- **EXERCISE PROMPT**: Show every line containing "JSON" by copying it.

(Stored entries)
--

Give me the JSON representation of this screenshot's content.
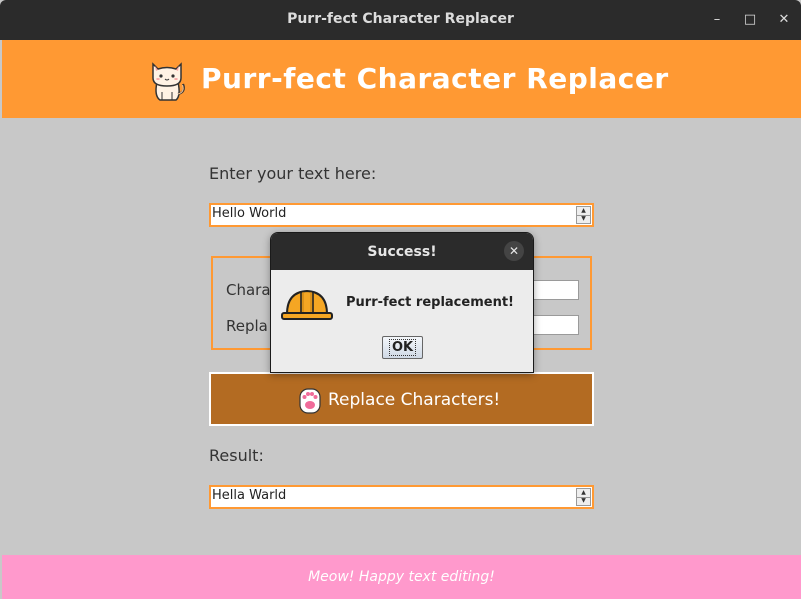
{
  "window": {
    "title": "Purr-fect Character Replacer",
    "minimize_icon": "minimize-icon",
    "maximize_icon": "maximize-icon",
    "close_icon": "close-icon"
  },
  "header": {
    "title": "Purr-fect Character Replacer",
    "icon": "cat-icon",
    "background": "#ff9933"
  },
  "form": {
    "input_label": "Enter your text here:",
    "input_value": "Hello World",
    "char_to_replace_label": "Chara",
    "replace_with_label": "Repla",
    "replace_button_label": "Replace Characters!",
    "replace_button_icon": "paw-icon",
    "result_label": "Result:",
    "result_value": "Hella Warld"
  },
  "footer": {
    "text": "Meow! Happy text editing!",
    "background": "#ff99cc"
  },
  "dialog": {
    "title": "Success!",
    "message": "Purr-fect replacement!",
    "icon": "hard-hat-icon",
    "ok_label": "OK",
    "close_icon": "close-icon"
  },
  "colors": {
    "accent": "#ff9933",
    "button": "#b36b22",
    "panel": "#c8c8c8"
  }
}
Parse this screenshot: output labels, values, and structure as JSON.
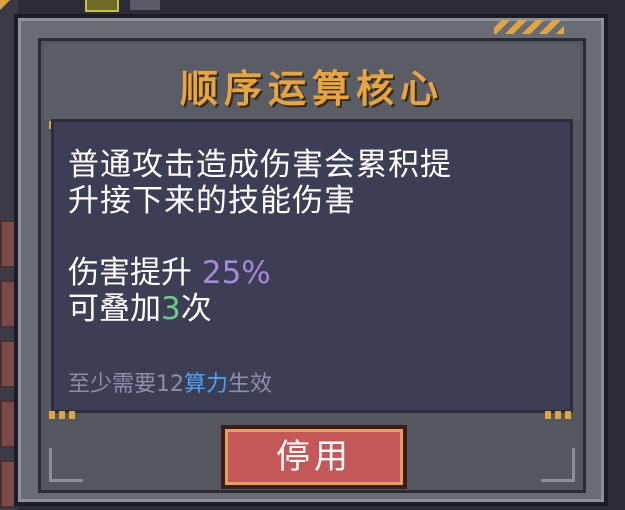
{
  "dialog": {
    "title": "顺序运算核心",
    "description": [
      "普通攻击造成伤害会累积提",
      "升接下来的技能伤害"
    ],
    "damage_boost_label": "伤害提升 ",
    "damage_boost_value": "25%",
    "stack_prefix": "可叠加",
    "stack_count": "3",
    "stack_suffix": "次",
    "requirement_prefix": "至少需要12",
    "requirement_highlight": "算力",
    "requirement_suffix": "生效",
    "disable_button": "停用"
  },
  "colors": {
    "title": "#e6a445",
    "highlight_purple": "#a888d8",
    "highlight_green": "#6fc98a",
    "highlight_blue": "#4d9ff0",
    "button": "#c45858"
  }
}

--

- **OUTPUT OF THE TASK**:
Give me the JSON representation of this screenshot's content.
Parse this screenshot: output labels, values, and structure as JSON.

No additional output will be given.